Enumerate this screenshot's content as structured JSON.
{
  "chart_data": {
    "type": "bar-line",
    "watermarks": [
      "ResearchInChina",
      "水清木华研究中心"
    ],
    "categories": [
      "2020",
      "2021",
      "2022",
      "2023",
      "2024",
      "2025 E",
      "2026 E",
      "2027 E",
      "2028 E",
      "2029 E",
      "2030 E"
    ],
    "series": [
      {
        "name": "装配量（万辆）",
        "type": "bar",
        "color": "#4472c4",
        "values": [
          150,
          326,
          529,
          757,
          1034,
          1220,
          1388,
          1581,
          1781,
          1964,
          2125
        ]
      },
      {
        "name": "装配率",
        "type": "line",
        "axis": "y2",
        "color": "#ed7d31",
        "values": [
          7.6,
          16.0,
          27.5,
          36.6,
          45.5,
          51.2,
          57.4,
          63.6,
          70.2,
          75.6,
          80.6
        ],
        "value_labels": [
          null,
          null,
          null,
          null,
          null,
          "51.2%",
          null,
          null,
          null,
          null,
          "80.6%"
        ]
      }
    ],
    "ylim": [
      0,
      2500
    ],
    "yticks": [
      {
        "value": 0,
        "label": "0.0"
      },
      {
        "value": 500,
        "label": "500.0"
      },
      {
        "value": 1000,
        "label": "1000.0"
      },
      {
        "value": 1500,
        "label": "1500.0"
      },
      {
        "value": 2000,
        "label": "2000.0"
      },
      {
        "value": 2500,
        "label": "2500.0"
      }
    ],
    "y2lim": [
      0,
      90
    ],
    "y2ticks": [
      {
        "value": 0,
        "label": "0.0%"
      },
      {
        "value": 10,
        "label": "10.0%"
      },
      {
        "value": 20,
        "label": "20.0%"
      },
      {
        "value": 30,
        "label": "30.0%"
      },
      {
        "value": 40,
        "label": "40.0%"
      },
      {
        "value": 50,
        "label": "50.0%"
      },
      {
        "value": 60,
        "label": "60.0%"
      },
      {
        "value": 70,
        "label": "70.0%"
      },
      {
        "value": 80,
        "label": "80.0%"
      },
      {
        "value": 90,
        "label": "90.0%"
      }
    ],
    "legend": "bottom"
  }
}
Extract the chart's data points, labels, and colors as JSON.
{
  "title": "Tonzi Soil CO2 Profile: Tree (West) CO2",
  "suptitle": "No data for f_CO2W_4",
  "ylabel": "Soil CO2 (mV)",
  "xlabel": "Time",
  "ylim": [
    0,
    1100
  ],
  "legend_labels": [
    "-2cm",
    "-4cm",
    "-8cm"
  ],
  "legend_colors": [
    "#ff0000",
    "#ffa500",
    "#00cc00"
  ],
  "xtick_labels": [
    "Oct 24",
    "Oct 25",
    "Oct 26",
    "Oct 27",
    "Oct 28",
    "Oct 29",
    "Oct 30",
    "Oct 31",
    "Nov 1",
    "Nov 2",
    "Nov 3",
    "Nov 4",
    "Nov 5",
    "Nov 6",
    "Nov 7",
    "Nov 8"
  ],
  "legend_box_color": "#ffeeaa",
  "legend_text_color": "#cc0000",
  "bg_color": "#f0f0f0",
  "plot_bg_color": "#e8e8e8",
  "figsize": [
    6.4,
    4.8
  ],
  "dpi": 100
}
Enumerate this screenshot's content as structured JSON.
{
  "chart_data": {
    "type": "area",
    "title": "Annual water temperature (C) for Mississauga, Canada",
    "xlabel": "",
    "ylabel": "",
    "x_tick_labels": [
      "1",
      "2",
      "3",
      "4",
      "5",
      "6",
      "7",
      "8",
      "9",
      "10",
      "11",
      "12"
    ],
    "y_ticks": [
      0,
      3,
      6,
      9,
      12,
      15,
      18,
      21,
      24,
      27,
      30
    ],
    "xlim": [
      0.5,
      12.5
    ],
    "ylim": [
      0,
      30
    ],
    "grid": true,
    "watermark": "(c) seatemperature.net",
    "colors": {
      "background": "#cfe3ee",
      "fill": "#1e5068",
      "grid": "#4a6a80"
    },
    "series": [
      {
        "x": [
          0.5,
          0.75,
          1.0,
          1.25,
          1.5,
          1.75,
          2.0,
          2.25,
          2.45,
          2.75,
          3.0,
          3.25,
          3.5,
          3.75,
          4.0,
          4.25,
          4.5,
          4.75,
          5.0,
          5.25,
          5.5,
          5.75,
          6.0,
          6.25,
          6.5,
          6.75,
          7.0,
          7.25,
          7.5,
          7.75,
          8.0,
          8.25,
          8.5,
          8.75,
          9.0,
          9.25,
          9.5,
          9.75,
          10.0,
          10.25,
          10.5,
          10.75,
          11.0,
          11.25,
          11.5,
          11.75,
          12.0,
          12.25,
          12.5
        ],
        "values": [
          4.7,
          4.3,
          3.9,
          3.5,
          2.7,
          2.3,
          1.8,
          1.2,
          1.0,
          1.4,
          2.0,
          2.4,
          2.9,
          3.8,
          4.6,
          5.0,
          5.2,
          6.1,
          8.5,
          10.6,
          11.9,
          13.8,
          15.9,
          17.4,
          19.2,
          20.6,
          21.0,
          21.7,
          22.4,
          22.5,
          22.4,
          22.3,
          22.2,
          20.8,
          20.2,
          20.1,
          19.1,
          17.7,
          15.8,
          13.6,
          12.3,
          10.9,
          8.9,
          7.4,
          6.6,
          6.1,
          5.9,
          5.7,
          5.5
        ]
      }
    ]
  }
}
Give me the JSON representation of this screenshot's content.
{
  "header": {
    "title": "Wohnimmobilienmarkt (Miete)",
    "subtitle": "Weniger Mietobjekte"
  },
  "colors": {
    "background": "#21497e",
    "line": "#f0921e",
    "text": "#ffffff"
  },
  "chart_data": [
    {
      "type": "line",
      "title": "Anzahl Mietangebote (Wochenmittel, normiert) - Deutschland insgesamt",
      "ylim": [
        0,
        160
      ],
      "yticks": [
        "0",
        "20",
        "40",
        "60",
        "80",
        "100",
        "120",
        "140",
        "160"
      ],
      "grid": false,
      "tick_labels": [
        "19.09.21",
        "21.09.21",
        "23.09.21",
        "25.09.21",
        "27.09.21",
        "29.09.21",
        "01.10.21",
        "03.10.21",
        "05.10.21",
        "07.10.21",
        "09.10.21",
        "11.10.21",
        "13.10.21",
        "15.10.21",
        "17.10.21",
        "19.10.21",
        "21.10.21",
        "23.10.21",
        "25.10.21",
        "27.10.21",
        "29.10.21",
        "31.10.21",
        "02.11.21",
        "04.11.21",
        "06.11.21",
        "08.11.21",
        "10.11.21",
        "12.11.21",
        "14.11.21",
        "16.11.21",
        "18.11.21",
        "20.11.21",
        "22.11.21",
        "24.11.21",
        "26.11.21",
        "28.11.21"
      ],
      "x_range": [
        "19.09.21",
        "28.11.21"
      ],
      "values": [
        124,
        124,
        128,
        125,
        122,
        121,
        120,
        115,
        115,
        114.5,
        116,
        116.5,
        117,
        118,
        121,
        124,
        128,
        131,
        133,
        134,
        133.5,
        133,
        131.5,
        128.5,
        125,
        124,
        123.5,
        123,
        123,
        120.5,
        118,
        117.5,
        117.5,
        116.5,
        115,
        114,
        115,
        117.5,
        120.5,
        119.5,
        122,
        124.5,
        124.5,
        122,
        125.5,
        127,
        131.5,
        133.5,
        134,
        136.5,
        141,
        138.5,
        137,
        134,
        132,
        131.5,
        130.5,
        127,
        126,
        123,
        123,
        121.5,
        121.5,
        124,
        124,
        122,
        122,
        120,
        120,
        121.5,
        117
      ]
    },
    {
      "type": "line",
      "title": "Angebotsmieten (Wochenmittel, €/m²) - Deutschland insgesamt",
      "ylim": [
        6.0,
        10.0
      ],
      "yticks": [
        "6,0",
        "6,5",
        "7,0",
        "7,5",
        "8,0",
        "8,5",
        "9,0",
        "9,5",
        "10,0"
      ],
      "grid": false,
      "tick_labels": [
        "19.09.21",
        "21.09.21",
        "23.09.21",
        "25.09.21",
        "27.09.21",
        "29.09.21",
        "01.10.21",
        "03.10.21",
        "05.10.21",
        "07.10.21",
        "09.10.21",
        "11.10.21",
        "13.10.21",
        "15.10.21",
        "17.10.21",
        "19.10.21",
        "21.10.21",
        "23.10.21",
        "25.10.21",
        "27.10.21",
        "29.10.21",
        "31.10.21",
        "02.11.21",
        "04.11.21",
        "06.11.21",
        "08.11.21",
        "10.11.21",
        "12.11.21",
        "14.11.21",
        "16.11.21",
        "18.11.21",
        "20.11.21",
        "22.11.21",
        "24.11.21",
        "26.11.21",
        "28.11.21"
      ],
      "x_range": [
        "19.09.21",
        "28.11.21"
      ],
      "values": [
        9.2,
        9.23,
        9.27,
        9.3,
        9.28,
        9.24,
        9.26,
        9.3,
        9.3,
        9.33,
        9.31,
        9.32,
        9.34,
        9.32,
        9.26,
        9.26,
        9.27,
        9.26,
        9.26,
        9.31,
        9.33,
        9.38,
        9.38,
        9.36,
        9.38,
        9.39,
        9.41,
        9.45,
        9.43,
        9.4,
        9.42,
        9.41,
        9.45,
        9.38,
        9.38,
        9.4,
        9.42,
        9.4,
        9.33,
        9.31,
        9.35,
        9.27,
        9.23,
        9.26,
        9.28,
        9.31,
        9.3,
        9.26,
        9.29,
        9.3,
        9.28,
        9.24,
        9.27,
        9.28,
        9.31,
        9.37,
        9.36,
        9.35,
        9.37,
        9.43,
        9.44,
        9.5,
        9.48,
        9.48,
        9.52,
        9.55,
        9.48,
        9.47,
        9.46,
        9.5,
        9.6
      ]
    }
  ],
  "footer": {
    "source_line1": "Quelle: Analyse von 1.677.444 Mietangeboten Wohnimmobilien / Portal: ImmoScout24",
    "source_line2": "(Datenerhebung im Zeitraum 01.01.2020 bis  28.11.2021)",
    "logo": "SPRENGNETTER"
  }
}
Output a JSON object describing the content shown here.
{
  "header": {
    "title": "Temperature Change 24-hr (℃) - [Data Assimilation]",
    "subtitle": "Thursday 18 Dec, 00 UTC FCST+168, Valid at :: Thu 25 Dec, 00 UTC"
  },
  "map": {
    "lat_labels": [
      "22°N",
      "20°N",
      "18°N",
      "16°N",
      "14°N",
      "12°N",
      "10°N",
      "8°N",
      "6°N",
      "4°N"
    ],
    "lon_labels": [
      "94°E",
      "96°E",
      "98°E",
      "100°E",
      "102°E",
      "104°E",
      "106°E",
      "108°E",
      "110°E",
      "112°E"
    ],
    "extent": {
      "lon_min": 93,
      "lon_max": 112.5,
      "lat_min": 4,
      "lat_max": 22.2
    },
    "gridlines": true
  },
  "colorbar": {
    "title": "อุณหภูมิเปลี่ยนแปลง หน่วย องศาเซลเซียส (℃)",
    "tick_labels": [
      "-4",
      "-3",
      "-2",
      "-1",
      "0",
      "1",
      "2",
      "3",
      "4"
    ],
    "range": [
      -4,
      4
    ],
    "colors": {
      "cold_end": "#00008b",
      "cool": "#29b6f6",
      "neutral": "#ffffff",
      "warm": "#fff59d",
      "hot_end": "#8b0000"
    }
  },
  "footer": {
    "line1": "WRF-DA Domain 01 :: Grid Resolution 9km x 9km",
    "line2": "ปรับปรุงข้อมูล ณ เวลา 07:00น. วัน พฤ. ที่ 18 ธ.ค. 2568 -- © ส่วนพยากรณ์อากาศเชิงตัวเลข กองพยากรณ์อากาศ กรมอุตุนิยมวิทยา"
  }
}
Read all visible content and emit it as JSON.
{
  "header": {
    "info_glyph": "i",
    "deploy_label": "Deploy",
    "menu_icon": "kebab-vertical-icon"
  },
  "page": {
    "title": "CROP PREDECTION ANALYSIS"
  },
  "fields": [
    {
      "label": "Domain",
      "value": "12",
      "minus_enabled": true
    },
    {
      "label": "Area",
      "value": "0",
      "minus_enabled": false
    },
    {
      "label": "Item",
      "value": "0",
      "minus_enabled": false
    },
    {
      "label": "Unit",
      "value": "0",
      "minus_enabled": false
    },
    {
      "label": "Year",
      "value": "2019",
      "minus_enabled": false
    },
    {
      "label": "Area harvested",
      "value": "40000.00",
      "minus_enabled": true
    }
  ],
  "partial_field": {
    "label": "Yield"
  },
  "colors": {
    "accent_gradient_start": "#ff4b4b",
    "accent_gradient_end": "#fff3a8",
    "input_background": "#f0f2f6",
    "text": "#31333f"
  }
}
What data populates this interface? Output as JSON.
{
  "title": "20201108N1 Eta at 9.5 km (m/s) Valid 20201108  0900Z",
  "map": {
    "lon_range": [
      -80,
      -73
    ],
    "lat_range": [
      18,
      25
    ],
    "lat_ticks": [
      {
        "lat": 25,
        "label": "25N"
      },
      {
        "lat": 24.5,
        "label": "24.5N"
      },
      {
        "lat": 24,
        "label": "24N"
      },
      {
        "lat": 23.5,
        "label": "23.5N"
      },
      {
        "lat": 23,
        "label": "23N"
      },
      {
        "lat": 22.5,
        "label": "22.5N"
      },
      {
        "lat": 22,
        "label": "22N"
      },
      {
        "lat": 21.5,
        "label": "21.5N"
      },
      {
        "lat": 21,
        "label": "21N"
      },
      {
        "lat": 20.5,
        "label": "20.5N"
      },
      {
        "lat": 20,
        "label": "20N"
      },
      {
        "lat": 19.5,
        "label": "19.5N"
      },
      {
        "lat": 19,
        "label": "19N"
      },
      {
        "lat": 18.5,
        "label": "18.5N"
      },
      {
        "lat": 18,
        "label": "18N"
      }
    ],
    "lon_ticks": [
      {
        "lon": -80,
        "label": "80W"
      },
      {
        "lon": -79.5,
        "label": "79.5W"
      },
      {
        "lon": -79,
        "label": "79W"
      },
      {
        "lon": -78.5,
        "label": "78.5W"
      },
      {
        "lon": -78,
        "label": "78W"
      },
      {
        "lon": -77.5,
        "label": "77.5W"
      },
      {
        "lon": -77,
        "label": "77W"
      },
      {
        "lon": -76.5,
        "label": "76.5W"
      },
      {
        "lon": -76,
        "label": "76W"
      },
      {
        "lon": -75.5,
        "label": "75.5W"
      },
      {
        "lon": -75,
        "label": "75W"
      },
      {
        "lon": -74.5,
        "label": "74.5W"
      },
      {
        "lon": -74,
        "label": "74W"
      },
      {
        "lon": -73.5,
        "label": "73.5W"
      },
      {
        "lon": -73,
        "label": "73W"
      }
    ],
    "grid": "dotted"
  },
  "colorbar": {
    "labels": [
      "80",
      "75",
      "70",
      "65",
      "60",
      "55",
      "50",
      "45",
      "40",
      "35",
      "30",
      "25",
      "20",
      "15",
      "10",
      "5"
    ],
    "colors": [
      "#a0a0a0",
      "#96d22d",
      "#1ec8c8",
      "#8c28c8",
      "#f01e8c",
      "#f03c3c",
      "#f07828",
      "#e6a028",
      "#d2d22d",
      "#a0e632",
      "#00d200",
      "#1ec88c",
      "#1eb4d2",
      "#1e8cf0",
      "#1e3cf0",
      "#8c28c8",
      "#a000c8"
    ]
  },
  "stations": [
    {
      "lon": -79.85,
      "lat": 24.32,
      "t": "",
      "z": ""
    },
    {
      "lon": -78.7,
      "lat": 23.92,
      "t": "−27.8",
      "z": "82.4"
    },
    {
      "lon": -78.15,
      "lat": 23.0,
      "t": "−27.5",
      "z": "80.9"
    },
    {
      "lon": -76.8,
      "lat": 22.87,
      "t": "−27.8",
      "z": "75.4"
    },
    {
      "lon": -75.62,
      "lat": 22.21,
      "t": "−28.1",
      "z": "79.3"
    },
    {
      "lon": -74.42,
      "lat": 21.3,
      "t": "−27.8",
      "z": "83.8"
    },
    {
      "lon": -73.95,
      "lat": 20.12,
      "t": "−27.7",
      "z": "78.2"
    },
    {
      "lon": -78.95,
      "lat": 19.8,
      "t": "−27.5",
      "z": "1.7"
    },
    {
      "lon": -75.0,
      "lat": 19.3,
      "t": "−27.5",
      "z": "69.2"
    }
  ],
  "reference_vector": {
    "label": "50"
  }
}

——————————

» EXERCISE BRIEF:
Select and copy every line from the records that includes the word "this".

» PROBLEM SOLUTION:
Enumerate this screenshot's content as structured JSON.
Enumerate this screenshot's content as structured JSON.
Give me the JSON representation of this screenshot's content.
What data populates this interface? Output as JSON.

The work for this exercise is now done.